## INSTRUCTION
In the entries below, count every line with the string "untuk". State the count and nothing else.

## RECORDS FOR THE TASK
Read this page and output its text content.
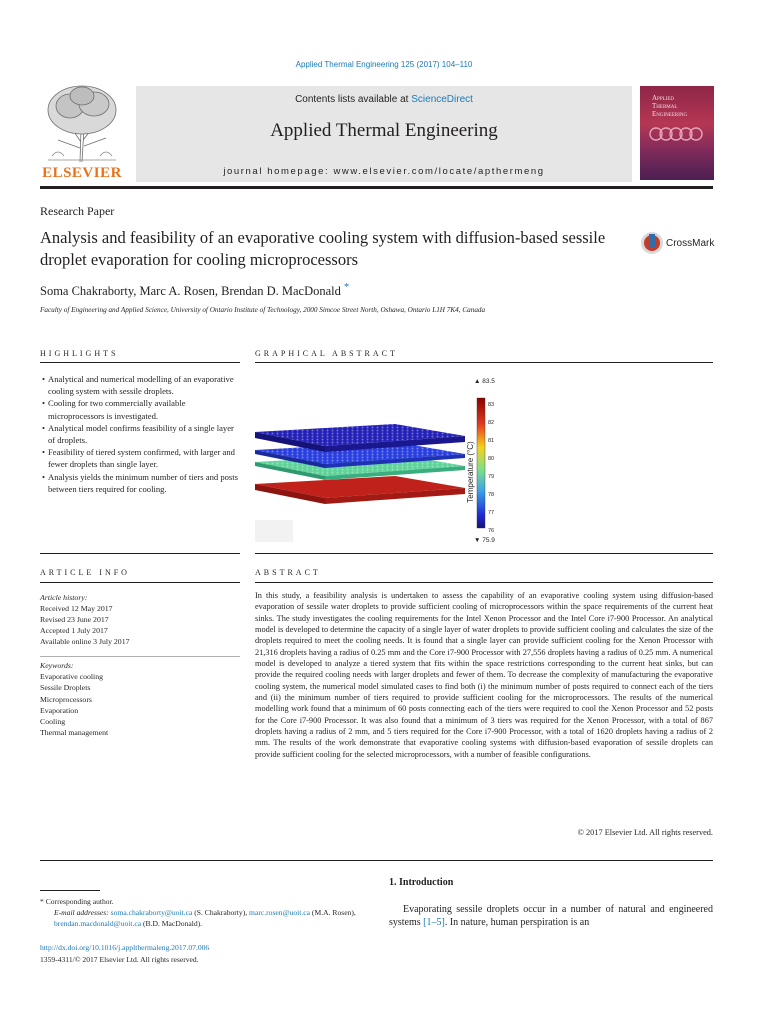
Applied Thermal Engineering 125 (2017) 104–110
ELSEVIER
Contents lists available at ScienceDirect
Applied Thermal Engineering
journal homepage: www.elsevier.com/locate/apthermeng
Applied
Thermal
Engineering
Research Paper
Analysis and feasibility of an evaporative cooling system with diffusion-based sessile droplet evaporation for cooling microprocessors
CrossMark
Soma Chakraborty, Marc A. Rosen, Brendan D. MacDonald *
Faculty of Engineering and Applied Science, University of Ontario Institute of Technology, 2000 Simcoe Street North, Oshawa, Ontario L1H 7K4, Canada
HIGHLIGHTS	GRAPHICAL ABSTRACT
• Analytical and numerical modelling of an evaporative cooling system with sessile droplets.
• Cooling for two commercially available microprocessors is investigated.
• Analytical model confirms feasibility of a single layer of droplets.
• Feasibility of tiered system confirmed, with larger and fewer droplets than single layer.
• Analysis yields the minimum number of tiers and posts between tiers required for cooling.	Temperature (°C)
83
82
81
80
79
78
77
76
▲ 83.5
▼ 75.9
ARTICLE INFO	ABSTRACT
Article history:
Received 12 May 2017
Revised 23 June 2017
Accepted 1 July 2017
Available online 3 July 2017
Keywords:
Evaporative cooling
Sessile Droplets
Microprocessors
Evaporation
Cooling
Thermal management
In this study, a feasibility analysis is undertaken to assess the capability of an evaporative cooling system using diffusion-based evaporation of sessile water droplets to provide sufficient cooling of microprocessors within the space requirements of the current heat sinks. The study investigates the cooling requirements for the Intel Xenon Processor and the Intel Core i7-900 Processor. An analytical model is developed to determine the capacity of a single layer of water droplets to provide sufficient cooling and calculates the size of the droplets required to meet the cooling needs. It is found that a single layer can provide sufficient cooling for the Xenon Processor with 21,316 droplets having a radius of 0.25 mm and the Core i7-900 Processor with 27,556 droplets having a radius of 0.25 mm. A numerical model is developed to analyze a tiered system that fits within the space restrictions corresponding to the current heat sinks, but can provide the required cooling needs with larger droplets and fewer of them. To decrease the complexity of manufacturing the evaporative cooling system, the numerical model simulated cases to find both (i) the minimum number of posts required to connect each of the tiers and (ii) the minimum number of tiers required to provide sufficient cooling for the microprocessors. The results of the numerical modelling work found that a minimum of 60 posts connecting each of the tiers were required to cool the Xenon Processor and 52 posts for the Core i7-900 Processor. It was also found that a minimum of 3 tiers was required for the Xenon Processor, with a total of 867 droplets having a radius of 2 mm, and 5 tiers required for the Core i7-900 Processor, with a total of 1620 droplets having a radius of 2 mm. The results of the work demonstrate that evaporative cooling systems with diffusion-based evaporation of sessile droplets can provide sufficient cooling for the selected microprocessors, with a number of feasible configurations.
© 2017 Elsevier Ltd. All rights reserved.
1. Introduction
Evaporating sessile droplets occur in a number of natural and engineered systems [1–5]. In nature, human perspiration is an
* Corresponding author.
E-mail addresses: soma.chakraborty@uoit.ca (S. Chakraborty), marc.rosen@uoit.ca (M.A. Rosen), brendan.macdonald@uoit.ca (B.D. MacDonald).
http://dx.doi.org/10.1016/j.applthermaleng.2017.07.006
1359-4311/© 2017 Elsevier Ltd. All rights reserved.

==

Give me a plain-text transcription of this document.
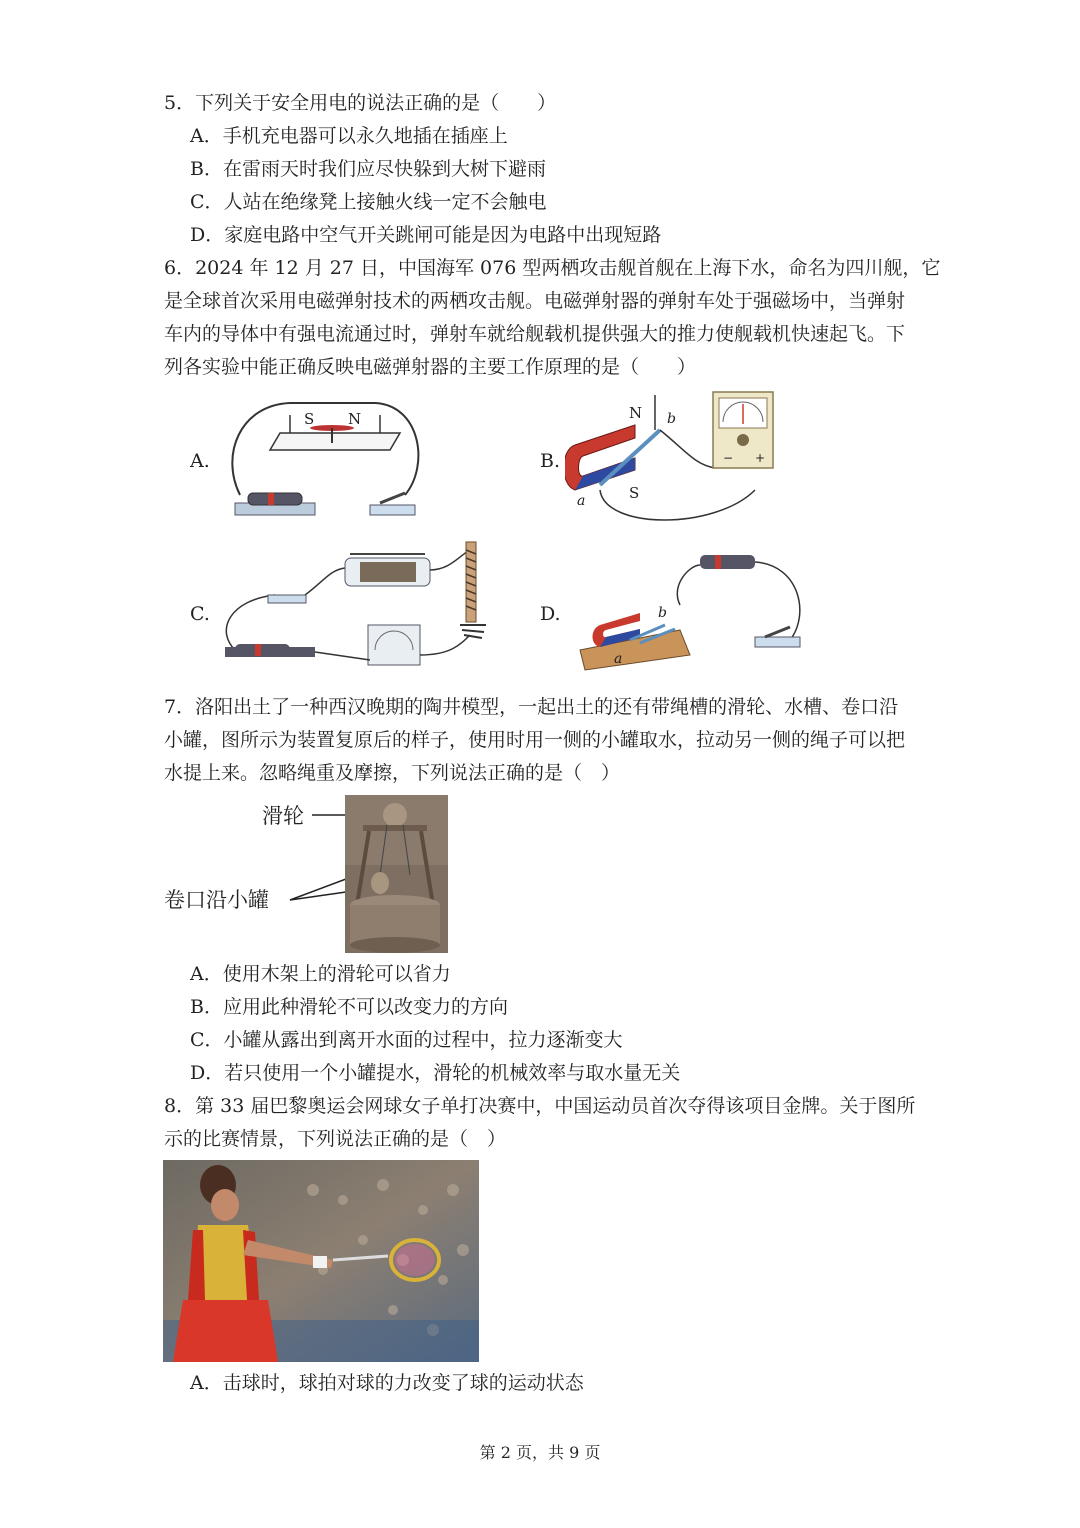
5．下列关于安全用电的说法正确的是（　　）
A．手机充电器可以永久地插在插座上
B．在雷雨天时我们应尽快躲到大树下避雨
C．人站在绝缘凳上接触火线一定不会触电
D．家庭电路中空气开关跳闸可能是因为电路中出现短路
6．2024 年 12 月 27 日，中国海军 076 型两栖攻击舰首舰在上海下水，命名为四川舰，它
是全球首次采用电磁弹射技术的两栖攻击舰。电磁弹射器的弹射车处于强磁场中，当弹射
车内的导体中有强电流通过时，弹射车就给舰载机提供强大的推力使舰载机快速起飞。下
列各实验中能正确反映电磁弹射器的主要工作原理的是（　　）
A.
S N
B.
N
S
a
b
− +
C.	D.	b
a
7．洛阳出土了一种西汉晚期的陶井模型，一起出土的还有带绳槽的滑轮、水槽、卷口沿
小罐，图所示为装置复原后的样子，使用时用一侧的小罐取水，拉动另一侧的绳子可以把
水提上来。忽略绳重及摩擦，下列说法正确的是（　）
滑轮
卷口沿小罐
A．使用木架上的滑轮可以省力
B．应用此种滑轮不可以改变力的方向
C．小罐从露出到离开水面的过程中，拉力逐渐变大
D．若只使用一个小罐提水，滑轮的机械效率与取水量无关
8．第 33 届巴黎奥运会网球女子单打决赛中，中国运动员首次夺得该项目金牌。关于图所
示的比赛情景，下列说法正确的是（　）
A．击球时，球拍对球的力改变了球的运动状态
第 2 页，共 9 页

...

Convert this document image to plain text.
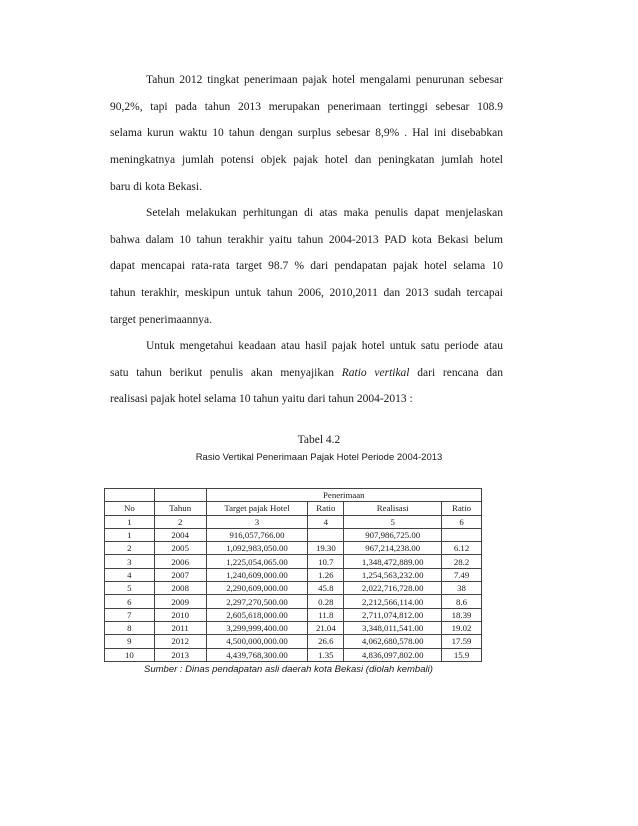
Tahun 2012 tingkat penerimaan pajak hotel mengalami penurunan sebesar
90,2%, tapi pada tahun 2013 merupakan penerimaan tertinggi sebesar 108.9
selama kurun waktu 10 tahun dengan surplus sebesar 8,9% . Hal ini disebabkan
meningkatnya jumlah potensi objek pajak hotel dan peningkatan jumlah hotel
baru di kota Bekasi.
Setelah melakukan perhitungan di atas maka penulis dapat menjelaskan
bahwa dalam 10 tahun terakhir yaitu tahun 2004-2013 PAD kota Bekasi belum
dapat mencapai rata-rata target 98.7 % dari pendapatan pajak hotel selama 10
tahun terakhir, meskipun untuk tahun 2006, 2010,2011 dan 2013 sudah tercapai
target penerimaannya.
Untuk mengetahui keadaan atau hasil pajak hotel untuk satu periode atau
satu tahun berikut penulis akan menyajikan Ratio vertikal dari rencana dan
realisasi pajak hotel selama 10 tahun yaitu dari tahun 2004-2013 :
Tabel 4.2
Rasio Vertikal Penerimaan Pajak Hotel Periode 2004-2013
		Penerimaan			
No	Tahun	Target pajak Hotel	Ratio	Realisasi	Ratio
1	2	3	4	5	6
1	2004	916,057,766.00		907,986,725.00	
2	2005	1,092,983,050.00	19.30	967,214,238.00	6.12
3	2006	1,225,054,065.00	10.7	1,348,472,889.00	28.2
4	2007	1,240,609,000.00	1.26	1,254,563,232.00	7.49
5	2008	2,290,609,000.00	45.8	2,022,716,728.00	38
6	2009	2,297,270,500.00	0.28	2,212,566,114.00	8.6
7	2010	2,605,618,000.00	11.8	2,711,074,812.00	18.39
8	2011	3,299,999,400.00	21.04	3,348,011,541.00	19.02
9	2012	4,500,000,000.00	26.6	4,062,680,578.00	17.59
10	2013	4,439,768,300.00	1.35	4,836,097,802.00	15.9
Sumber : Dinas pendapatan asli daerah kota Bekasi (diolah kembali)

## OUTPUT FOR THIS EXERCISE
2